▶ PASSAGE PROVIDED
□ □ □ □ □

FIG. 3 is a view of the center pillar 20 from inside the vehicle 1. That is, FIG. 3 shows the center pillar 20 on the inside of a vehicle compartment. Further, FIG. 4 is a perspective view of the center pillar 20. In the following description, the inside of the vehicle in a vehicle width direction is referred to simply as “inside”, and the outside of the vehicle in the vehicle width direction is referred to simply as “outside”. Further, the upper side in the vertical direction of the vehicle 1 is referred to simply as “upper side”, and the lower side in the vertical direction of the vehicle 1 is referred to simply as “lower side”. Further, the front side in a longitudinal direction of the vehicle 1 is referred to simply as “front side”, and the rear side in the longitudinal direction of the vehicle 1 is referred to simply as “rear side”. A belt anchor (seatbelt anchor) 50 is arranged on the inside of the center pillar 20. The belt anchor 50 supports a split joint of a seatbelt.
In FIG. 4, the belt anchor reinforcement is denoted by reference number 23. The belt anchor 50 is joined and fixed to the belt anchor reinforcement 23. FIG. 5 shows the cross-section of the center pillar along the line V-V in FIG. 4. FIG. 1 shows the cross-section of the center pillar along the line I-I in FIG. 4. FIG. 6 is a plan view and a cross-sectional view of the belt anchor reinforcement 23. Further, FIG. 7 is a lateral view of the center pillar 20. The cross-section along the line V-V of the belt anchor reinforcement 23 is shown in FIGS. 5 and 6. As shown in FIGS. 1 and 5, the center pillar 20 has an outer center pillar 21, an inner center pillar 22, the belt anchor reinforcement 23, and an outer reinforcement 24.
The outer center pillar 21 and the inner center pillar 22 constitute the pillar body of the center pillar 20. The outer center pillar 21 and the inner center pillar 22 extend in the vertical direction of the vehicle 1. Flanges are provided on the front and rear sides of the outer center pillar 21. A first protrusion 21 c that protrudes outward is formed between an outer front flange 21 a, which is provided on the front side, and an outer rear flange 21 b, which is provided on the rear side. In a direction perpendicular to a direction in which the center pillar 20 extends, the outer center pillar 21 assumes a hat-like cross-sectional shape protruding outward.

□ □ □ □ □

[Part of a data file]
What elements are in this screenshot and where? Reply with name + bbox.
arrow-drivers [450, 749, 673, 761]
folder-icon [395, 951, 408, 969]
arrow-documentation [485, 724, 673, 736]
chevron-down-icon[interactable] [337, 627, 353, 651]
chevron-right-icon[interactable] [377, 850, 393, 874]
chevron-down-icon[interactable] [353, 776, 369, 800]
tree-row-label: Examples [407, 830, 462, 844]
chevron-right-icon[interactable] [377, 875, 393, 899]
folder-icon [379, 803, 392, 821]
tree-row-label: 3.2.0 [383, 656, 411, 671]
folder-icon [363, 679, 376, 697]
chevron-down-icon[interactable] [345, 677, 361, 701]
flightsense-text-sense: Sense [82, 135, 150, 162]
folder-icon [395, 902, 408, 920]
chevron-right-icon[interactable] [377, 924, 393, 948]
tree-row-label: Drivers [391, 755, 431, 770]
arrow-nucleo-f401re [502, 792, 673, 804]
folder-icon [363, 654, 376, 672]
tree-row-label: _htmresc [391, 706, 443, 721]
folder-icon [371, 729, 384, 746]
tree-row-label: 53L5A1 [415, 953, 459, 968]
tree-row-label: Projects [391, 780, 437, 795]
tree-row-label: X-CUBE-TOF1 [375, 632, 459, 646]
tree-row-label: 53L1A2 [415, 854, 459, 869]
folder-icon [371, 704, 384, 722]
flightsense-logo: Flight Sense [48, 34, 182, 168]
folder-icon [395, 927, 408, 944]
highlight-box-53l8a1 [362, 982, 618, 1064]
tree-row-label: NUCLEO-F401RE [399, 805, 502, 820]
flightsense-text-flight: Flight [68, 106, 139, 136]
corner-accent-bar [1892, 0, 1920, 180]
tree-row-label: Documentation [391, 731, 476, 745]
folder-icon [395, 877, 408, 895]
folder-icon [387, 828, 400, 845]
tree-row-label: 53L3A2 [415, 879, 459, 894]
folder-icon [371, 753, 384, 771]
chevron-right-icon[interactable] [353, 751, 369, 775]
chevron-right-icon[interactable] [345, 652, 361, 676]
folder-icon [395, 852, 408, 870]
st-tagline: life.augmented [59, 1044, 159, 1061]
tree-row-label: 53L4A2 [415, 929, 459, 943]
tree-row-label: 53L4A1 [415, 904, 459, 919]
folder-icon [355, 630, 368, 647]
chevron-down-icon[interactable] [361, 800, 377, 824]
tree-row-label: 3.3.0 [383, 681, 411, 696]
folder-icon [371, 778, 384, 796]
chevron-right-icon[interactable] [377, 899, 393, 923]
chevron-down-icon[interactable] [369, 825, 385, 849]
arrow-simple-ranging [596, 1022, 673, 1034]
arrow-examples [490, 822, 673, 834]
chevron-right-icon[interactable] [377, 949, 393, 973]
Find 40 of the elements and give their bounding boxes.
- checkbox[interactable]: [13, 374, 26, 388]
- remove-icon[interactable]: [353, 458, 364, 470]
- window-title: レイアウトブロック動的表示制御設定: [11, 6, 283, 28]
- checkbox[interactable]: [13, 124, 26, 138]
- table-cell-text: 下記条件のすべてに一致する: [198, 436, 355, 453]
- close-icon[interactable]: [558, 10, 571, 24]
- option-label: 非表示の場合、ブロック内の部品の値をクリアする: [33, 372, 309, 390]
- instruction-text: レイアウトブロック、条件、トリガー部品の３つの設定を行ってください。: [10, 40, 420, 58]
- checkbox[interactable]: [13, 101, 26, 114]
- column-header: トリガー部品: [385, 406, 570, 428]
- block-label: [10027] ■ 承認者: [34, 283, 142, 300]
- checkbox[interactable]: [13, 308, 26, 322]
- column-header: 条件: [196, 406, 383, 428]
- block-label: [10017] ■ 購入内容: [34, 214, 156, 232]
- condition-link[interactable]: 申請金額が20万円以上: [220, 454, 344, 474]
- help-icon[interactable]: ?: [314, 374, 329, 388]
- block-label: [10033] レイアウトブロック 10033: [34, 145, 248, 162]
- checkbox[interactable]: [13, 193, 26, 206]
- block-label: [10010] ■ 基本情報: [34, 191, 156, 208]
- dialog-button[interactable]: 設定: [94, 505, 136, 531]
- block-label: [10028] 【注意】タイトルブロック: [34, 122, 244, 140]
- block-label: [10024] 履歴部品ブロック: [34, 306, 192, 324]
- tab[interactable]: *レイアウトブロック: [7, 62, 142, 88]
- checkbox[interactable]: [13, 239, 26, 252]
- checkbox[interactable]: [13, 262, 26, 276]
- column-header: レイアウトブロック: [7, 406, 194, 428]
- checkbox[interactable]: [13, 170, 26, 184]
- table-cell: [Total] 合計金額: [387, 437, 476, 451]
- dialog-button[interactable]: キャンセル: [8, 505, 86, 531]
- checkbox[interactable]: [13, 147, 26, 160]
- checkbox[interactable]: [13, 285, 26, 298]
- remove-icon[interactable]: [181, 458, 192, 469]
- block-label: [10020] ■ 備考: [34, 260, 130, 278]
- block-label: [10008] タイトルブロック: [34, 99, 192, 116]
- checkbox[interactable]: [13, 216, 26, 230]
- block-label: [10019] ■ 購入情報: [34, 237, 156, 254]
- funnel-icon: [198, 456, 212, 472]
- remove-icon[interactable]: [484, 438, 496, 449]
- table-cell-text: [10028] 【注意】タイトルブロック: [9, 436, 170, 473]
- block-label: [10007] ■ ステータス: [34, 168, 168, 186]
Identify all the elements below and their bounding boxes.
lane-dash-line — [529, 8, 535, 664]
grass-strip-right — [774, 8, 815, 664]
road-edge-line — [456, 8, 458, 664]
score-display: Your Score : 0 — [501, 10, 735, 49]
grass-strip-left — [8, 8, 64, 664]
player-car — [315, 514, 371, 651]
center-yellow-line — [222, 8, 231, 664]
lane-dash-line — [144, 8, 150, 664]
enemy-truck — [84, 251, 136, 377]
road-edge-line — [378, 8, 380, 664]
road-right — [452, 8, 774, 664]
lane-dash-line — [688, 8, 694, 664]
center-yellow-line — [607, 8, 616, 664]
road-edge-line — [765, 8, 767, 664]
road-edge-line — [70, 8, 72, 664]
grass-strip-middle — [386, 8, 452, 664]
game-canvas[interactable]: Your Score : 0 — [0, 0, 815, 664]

□ □ □ □ □

▶ TO BE DONE
#1 According to the center pillar description, what does the belt anchor 50 support?
#2 Carry on with the center pillar description, starting after its final sentence.
These entries come from a separate source, not from the center pillar description.

▶ SOLVED PROBLEMS
#1 It supports a split joint of a seatbelt.

#2
Flanges are provided on the front and rear sides of the inner center pillar 22. A second protrusion 22 c that protrudes inward is formed between an inner front flange 22 a, which is provided on the front side, and an inner rear flange 22 b, which is provided on the rear side. In the direction perpendicular to the direction in which the center pillar 20 extends, the inner center pillar 22 assumes a hat-like cross-sectional shape protruding inward.
The belt anchor reinforcement 23 is a reinforcing member that connects the front flanges to the rear flanges on the pillar body. As shown in FIGS. 1 and 5, flanges are provided on the front and rear sides of the belt anchor reinforcement 23. A front flange anchor 23 a is provided on the front side, between the outer front flange 21 a and the inner front flange 22 a. Further, a rear flange anchor 23 a is provided on the rear side, between the outer rear flange 21 b and the inner rear flange 22 a.
As shown in FIG. 5, a third protrusion 23 c protrudes in the vehicle width direction and is formed on the belt anchor reinforcement 23. The third protrusion 23 c protrudes inward from the front flange anchor 23 a and the rear flange anchor 23 b. Ridge line portions 23 d are formed at front and rear ends of the third protrusion 23 c. The ridge line portions 23 d are formed like vertically extending ridge lines (crests). The ridge line portions 23 d assume a generally U-shaped cross-section, and are convex toward the inside of the vehicle. The proof stress of the center pillar 20 is increased due to the formation of the third protrusion 23 c and the ridge line portions 23 d on the belt anchor reinforcement 23. It should be noted that the belt anchor reinforcement 23 may have a protrusion that protrudes outward from the front flange anchor 23 a and the rear flange anchor 23 b.
The outer reinforcement 24 functions as a reinforcing member that connects the front flanges to the rear flanges on the pillar body. Flanges are provided on the front and rear sides of the outer reinforcement 24. A fourth protrusion 24 c that protrudes outward of the vehicle is formed between a reinforcement front flange portion 24 a, which is provided on the front side, and a reinforcement rear flange portion 24 b, which is provided on the rear side. That is, in the direction perpendicular to the direction in which the center pillar 20 extends, the outer reinforce 24 assumes a hat-like cross-sectional shape protruding outward.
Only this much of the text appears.